- _Written exercise_
Copy the workload-switching passage word for word, from "[0187] Hereby, as" to "for fixed time.".

When a workload is switched in all the system groups, the process
by the workload switching module 1202 is finished. In the meantime,
when a workload is not switched in all the system groups, control
is returned to the step 1901.
[0187] Hereby, as the performance of CPU 202 is gradually allocated
to the virtual server 109, the performance of CPU 202 allocated to
the virtual server 109 is never rapidly deteriorated. Therefore,
even if the virtual server 109 processes a request while a workload
of the virtual server 109 is being switched, the processing of the
request by the virtual server 109 is never disenabled and the
virtual server can process the request for fixed time.
[0188] FIG. 20 is a flowchart showing a process by the load
balancer control module 1204 in the first embodiment of this
invention.
[0189] As the load balancer control module 1204 controls the load
balancer 112 in a link with switching workloads, it can keep
balance among loads in the computer system more precisely.

- _Extracted information_

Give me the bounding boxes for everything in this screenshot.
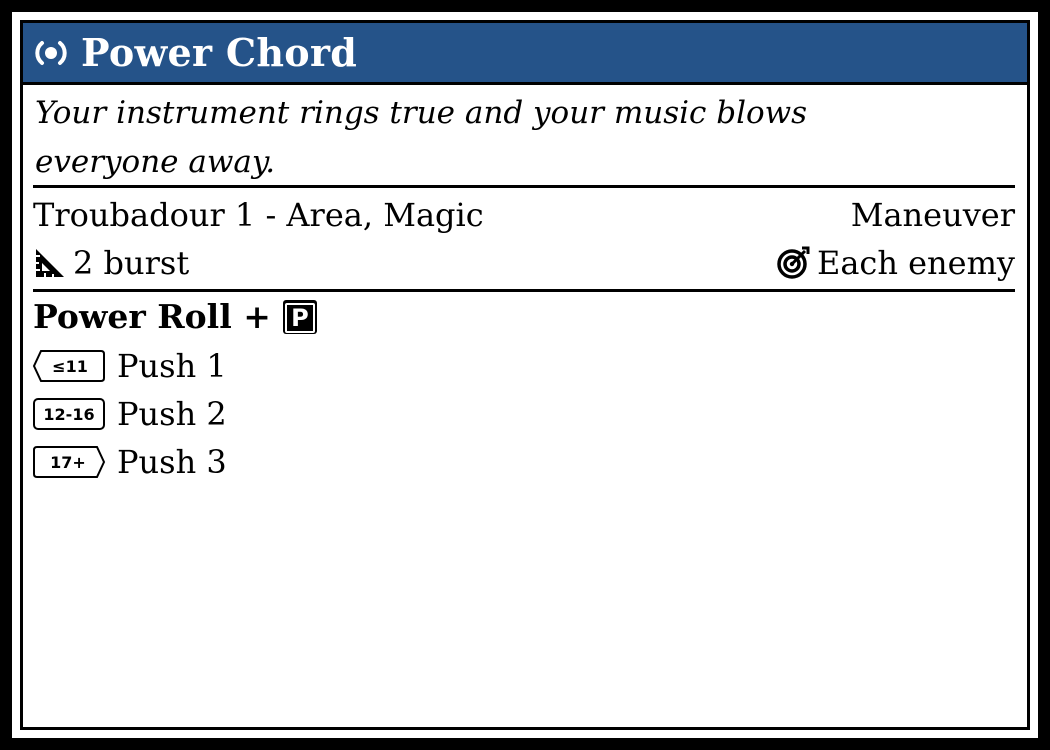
target-icon bbox=[777, 246, 810, 279]
keywords: Troubadour 1 - Area, Magic bbox=[33, 196, 484, 234]
tier-1-badge: ≤11 bbox=[32, 350, 105, 382]
power-roll-label: Power Roll + bbox=[33, 297, 271, 336]
target: Each enemy bbox=[816, 244, 1015, 282]
power-roll-heading: Power Roll + P bbox=[33, 297, 317, 336]
keywords-row: Troubadour 1 - Area, Magic Maneuver bbox=[33, 192, 1015, 238]
tier-1-effect: Push 1 bbox=[117, 347, 227, 385]
tier-2-badge: 12-16 bbox=[33, 398, 105, 430]
tier-2-row: 12-16 Push 2 bbox=[31, 391, 227, 437]
tier-1-range: ≤11 bbox=[52, 357, 88, 376]
radio-broadcast-icon bbox=[31, 33, 71, 73]
presence-stat-badge: P bbox=[282, 299, 317, 334]
divider bbox=[33, 185, 1015, 188]
action-type: Maneuver bbox=[850, 196, 1015, 234]
ability-card: Power Chord Your instrument rings true a… bbox=[12, 12, 1038, 738]
divider bbox=[33, 289, 1015, 292]
card-title: Power Chord bbox=[81, 30, 358, 75]
tier-1-row: ≤11 Push 1 bbox=[31, 343, 227, 389]
distance: 2 burst bbox=[73, 244, 190, 282]
ability-card-inner: Power Chord Your instrument rings true a… bbox=[20, 20, 1030, 730]
tier-2-effect: Push 2 bbox=[117, 395, 227, 433]
tier-2-range: 12-16 bbox=[43, 405, 94, 424]
distance-target-row: 2 burst Each enemy bbox=[33, 240, 1015, 286]
tier-3-badge: 17+ bbox=[33, 446, 106, 478]
flavor-text: Your instrument rings true and your musi… bbox=[35, 95, 808, 180]
triangle-ruler-icon bbox=[36, 249, 64, 277]
card-header: Power Chord bbox=[23, 23, 1027, 85]
tier-3-range: 17+ bbox=[50, 453, 86, 472]
tier-3-effect: Push 3 bbox=[117, 443, 227, 481]
tier-3-row: 17+ Push 3 bbox=[31, 439, 227, 485]
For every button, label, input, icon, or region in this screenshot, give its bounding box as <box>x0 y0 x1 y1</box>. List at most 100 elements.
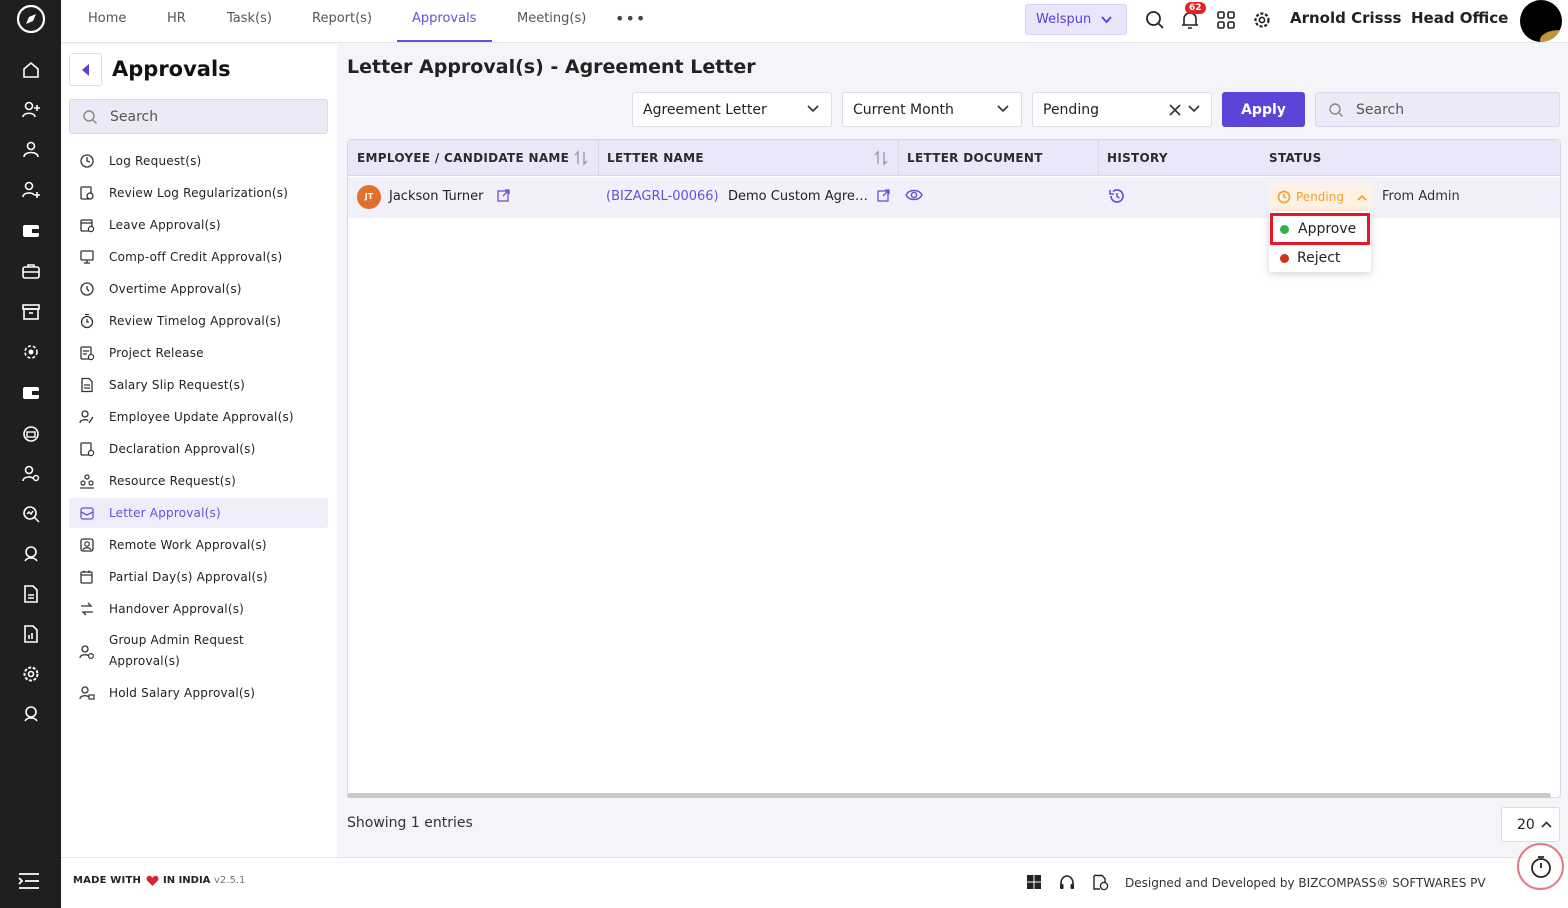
windows-icon[interactable] <box>1026 874 1042 890</box>
sidebar-item-review-log-regularization[interactable]: Review Log Regularization(s) <box>69 178 328 208</box>
table-search-input[interactable]: Search <box>1315 92 1560 127</box>
page-size-select[interactable]: 20 <box>1501 807 1560 842</box>
sidebar-item-log-requests[interactable]: Log Request(s) <box>69 146 328 176</box>
letter-code[interactable]: (BIZAGRL-00066) <box>606 189 719 204</box>
org-selector-value: Welspun <box>1036 12 1092 27</box>
nav-home[interactable]: Home <box>88 11 126 26</box>
sort-icon[interactable] <box>874 150 888 166</box>
sidebar-item-project-release[interactable]: Project Release <box>69 338 328 368</box>
document-icon[interactable] <box>19 582 43 606</box>
analytics-search-icon[interactable] <box>19 502 43 526</box>
user-gear-icon[interactable] <box>19 462 43 486</box>
sidebar-item-overtime[interactable]: Overtime Approval(s) <box>69 274 328 304</box>
review-log-icon <box>80 186 94 200</box>
nav-reports[interactable]: Report(s) <box>312 11 372 26</box>
more-menu-icon[interactable]: ••• <box>615 9 646 28</box>
help-icon[interactable] <box>19 702 43 726</box>
made-with-text: MADE WITH <box>73 875 142 886</box>
clear-icon[interactable] <box>1169 104 1181 116</box>
home-icon[interactable] <box>19 58 43 82</box>
top-bar: Home HR Task(s) Report(s) Approvals Meet… <box>61 0 1568 43</box>
handover-icon <box>81 602 93 616</box>
office-name[interactable]: Head Office <box>1411 9 1508 27</box>
apply-button[interactable]: Apply <box>1222 92 1305 127</box>
sidebar-item-declaration[interactable]: Declaration Approval(s) <box>69 434 328 464</box>
stopwatch-icon <box>1531 856 1551 878</box>
resource-icon <box>80 474 94 489</box>
app-logo-icon[interactable] <box>15 3 47 35</box>
chevron-down-icon <box>1101 16 1112 24</box>
gear-icon[interactable] <box>1251 9 1273 31</box>
add-user-icon[interactable] <box>19 98 43 122</box>
table-header: EMPLOYEE / CANDIDATE NAME LETTER NAME LE… <box>348 140 1560 176</box>
sidebar-item-handover[interactable]: Handover Approval(s) <box>69 594 328 624</box>
letter-name: Demo Custom Agreement Letter <box>728 189 868 204</box>
user-plus-icon[interactable] <box>19 178 43 202</box>
pending-clock-icon <box>1277 190 1291 204</box>
sidebar-search-input[interactable]: Search <box>69 99 328 134</box>
org-selector[interactable]: Welspun <box>1025 4 1127 35</box>
archive-icon[interactable] <box>19 300 43 324</box>
support-icon[interactable] <box>19 542 43 566</box>
user-name[interactable]: Arnold Crisss <box>1290 9 1401 27</box>
sidebar-item-hold-salary[interactable]: Hold Salary Approval(s) <box>69 678 328 708</box>
open-external-icon[interactable] <box>497 189 510 202</box>
log-icon <box>80 154 94 168</box>
document-clock-icon[interactable] <box>1092 874 1109 891</box>
timer-button[interactable] <box>1517 843 1564 890</box>
period-select[interactable]: Current Month <box>842 92 1022 127</box>
report-icon[interactable] <box>19 622 43 646</box>
column-employee[interactable]: EMPLOYEE / CANDIDATE NAME <box>357 151 569 165</box>
apps-grid-icon[interactable] <box>1215 9 1237 31</box>
column-status: STATUS <box>1269 151 1322 165</box>
column-letter-name[interactable]: LETTER NAME <box>607 151 704 165</box>
status-select[interactable]: Pending <box>1032 92 1212 127</box>
settings-icon[interactable] <box>19 662 43 686</box>
collapse-menu-icon[interactable] <box>16 869 42 893</box>
timelog-icon <box>80 313 94 329</box>
back-button[interactable] <box>69 53 102 86</box>
sidebar-item-resource-request[interactable]: Resource Request(s) <box>69 466 328 496</box>
nav-approvals[interactable]: Approvals <box>412 11 476 26</box>
horizontal-scrollbar[interactable] <box>347 793 1551 798</box>
icon-rail <box>0 0 61 908</box>
status-dropdown-button[interactable]: Pending <box>1269 183 1373 211</box>
sidebar-item-comp-off[interactable]: Comp-off Credit Approval(s) <box>69 242 328 272</box>
reject-option[interactable]: Reject <box>1269 244 1371 272</box>
sidebar-item-group-admin-request[interactable]: Group Admin Request Approval(s) <box>69 630 328 674</box>
approve-option[interactable]: Approve <box>1270 213 1370 245</box>
briefcase-icon[interactable] <box>19 259 43 283</box>
headset-icon[interactable] <box>1058 874 1076 892</box>
column-history: HISTORY <box>1107 151 1168 165</box>
sidebar-item-employee-update[interactable]: Employee Update Approval(s) <box>69 402 328 432</box>
notification-badge: 62 <box>1185 2 1206 14</box>
sort-icon[interactable] <box>574 150 588 166</box>
nav-tasks[interactable]: Task(s) <box>227 11 272 26</box>
search-icon <box>1329 103 1343 117</box>
sidebar-item-partial-day[interactable]: Partial Day(s) Approval(s) <box>69 562 328 592</box>
payroll-icon[interactable] <box>19 381 43 405</box>
nav-hr[interactable]: HR <box>167 11 186 26</box>
sidebar-item-leave-approvals[interactable]: Leave Approval(s) <box>69 210 328 240</box>
sidebar-item-review-timelog[interactable]: Review Timelog Approval(s) <box>69 306 328 336</box>
eye-icon[interactable] <box>905 188 923 202</box>
open-external-icon[interactable] <box>877 189 890 202</box>
inbox-icon[interactable] <box>19 422 43 446</box>
sidebar-item-letter-approvals[interactable]: Letter Approval(s) <box>69 498 328 528</box>
history-icon[interactable] <box>1107 186 1127 206</box>
approvals-sidebar: Approvals Search Log Request(s) Review L… <box>61 44 337 857</box>
avatar[interactable] <box>1520 0 1562 42</box>
entries-count: Showing 1 entries <box>347 815 473 831</box>
nav-meetings[interactable]: Meeting(s) <box>517 11 586 26</box>
team-settings-icon[interactable] <box>19 340 43 364</box>
letter-type-select[interactable]: Agreement Letter <box>632 92 832 127</box>
chevron-down-icon <box>997 105 1009 113</box>
user-icon[interactable] <box>19 138 43 162</box>
employee-name[interactable]: Jackson Turner <box>389 189 483 204</box>
wallet-icon[interactable] <box>19 219 43 243</box>
leave-icon <box>80 219 95 233</box>
heart-icon <box>146 875 159 886</box>
sidebar-item-remote-work[interactable]: Remote Work Approval(s) <box>69 530 328 560</box>
sidebar-item-salary-slip[interactable]: Salary Slip Request(s) <box>69 370 328 400</box>
search-icon[interactable] <box>1144 9 1166 31</box>
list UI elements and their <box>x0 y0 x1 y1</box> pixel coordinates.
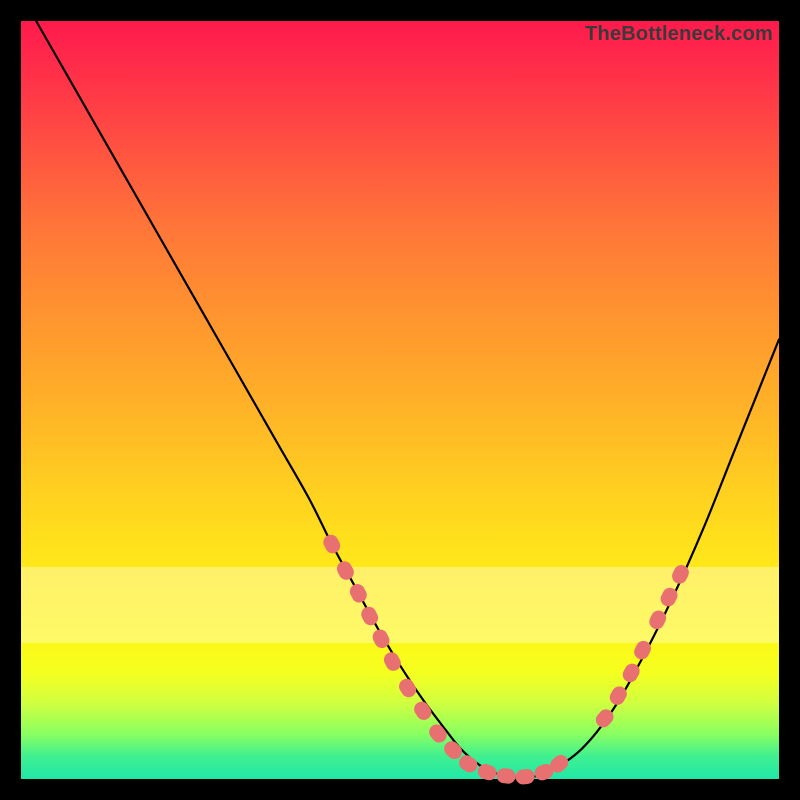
plot-area: TheBottleneck.com <box>21 21 779 779</box>
bottleneck-curve <box>36 21 779 778</box>
data-marker <box>427 722 449 745</box>
data-marker <box>515 769 534 785</box>
curve-svg <box>21 21 779 779</box>
marker-group <box>321 533 690 785</box>
data-marker <box>412 699 434 722</box>
chart-frame: TheBottleneck.com <box>0 0 800 800</box>
data-marker <box>397 677 418 700</box>
data-marker <box>496 768 516 784</box>
data-marker <box>382 650 403 672</box>
data-marker <box>348 582 369 604</box>
data-marker <box>321 533 342 555</box>
data-marker <box>335 559 356 581</box>
data-marker <box>359 605 380 627</box>
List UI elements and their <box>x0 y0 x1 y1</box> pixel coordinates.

- _Response_
[0187] Hereby, as the performance of CPU 202 is gradually allocated
to the virtual server 109, the performance of CPU 202 allocated to
the virtual server 109 is never rapidly deteriorated. Therefore,
even if the virtual server 109 processes a request while a workload
of the virtual server 109 is being switched, the processing of the
request by the virtual server 109 is never disenabled and the
virtual server can process the request for fixed time.